>> START
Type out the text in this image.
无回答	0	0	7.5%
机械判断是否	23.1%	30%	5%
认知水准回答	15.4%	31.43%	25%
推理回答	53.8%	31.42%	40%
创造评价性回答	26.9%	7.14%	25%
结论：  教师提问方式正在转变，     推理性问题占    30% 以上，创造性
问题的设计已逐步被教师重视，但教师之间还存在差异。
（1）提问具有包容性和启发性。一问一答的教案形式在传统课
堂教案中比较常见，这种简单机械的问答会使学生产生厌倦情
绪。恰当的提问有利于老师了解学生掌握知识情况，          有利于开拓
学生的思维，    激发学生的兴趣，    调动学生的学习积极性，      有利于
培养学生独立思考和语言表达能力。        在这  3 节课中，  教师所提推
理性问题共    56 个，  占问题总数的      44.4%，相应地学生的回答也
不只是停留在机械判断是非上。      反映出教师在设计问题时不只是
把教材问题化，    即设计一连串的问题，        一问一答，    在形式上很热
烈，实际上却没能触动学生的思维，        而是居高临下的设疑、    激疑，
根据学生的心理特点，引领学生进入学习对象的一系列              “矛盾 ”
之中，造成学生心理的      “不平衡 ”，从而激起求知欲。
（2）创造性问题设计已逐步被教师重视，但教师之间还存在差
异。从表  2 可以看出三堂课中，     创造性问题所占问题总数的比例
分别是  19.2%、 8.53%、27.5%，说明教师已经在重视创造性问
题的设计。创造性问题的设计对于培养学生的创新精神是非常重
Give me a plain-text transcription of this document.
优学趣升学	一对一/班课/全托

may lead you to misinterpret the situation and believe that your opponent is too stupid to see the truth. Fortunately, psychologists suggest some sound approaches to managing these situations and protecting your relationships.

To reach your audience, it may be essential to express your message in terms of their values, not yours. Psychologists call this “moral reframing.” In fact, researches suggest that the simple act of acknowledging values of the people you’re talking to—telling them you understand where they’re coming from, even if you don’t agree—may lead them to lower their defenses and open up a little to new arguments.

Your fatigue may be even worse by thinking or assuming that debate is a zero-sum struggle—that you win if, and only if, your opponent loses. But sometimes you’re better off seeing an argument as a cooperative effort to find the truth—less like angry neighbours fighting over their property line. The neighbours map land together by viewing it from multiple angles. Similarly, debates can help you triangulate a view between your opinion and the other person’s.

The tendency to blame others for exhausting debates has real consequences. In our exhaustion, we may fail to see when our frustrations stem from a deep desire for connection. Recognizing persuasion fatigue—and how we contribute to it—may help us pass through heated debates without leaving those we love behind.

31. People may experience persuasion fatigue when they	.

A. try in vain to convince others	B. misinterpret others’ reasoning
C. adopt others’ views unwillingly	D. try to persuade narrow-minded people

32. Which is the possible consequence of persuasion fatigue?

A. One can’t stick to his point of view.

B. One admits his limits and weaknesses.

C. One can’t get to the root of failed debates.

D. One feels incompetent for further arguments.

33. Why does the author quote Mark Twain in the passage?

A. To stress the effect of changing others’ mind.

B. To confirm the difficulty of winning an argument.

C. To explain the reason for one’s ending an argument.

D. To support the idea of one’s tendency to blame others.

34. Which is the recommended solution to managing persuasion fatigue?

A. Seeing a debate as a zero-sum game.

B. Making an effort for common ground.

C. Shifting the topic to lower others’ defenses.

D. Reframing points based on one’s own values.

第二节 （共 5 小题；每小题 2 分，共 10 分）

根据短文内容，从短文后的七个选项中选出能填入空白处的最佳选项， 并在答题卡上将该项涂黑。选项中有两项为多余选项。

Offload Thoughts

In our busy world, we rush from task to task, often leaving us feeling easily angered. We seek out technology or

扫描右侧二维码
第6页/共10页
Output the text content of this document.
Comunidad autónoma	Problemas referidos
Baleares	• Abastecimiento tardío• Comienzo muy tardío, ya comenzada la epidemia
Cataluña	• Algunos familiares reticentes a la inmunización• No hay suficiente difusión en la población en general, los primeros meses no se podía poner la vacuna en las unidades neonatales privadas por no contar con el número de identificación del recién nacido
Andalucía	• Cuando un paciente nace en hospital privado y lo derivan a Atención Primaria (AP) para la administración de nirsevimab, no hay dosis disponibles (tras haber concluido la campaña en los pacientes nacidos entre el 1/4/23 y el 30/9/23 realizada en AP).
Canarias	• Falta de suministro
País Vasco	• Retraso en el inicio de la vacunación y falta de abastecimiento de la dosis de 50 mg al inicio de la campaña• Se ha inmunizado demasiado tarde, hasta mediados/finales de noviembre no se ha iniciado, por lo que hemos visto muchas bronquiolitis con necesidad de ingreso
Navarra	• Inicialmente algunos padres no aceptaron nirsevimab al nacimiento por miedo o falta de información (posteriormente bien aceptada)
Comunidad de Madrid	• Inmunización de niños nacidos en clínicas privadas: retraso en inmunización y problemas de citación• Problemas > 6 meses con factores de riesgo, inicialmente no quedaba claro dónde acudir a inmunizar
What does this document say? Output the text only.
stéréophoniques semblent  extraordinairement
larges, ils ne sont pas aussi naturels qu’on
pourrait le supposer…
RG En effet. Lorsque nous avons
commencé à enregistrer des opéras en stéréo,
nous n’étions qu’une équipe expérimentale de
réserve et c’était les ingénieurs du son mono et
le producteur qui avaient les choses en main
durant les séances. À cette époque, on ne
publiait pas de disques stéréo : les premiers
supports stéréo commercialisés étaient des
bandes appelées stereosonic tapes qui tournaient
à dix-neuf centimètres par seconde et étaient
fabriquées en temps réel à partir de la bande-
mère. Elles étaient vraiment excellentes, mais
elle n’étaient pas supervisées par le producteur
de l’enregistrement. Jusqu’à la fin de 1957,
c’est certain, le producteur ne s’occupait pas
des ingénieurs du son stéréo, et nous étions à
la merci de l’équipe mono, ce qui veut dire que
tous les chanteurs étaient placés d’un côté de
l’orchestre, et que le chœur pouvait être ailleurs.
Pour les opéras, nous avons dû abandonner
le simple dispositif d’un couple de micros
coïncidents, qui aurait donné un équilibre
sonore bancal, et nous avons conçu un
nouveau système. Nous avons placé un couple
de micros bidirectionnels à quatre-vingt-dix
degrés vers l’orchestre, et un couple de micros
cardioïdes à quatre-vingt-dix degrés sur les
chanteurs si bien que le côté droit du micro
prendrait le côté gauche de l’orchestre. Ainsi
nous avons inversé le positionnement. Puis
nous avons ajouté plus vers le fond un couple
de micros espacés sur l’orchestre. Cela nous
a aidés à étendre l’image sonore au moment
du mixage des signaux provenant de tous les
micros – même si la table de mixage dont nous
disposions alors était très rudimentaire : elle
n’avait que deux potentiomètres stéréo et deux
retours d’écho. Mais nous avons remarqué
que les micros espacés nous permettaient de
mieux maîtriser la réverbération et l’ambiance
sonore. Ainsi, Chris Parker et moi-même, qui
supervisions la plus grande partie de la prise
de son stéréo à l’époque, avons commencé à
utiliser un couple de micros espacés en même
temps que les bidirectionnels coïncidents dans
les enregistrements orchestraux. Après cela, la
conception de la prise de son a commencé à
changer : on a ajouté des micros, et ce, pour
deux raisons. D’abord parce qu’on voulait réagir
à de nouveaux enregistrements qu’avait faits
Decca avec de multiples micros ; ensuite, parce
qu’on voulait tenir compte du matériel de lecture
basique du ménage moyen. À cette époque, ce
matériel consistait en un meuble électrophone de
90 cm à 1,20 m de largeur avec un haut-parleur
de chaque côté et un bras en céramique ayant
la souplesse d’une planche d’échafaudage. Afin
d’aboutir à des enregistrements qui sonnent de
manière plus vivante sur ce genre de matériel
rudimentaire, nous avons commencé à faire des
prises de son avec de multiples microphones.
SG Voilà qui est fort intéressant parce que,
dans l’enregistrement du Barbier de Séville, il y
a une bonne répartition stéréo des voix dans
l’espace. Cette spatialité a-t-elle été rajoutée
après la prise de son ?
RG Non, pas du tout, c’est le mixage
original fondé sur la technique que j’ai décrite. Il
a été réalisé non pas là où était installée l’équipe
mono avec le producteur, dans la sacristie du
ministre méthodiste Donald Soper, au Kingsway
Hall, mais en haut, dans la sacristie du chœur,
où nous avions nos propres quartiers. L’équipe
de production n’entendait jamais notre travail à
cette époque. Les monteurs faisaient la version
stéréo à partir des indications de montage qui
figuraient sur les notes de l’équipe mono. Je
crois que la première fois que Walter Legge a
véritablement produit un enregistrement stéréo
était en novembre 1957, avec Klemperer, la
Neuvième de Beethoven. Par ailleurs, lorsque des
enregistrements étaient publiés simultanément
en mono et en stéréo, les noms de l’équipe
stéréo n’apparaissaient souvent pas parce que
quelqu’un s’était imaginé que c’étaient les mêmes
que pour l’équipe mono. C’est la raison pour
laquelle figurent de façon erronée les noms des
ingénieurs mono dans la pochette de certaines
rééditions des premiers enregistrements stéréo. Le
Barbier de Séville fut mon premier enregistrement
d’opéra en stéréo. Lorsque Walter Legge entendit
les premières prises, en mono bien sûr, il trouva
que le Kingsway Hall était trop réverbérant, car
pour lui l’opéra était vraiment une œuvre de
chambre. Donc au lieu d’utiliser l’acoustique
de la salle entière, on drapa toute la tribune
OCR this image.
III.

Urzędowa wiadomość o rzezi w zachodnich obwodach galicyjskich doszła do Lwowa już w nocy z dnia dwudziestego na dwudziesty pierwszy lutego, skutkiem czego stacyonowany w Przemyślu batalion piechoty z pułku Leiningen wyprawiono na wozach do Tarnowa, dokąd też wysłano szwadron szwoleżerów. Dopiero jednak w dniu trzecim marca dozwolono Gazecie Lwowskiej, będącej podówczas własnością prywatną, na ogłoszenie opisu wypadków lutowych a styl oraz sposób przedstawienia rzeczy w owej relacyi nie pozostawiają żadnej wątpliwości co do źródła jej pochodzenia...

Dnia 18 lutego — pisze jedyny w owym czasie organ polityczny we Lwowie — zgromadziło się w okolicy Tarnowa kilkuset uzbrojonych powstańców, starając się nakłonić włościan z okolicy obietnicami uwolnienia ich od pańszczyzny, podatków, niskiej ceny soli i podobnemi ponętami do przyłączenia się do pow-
>> END
Exercise details = Copy every line in the listing above where the string "partir" turns up.

Solved exercise =
fabriquées en temps réel à partir de la bande-
stéréo à partir des indications de montage qui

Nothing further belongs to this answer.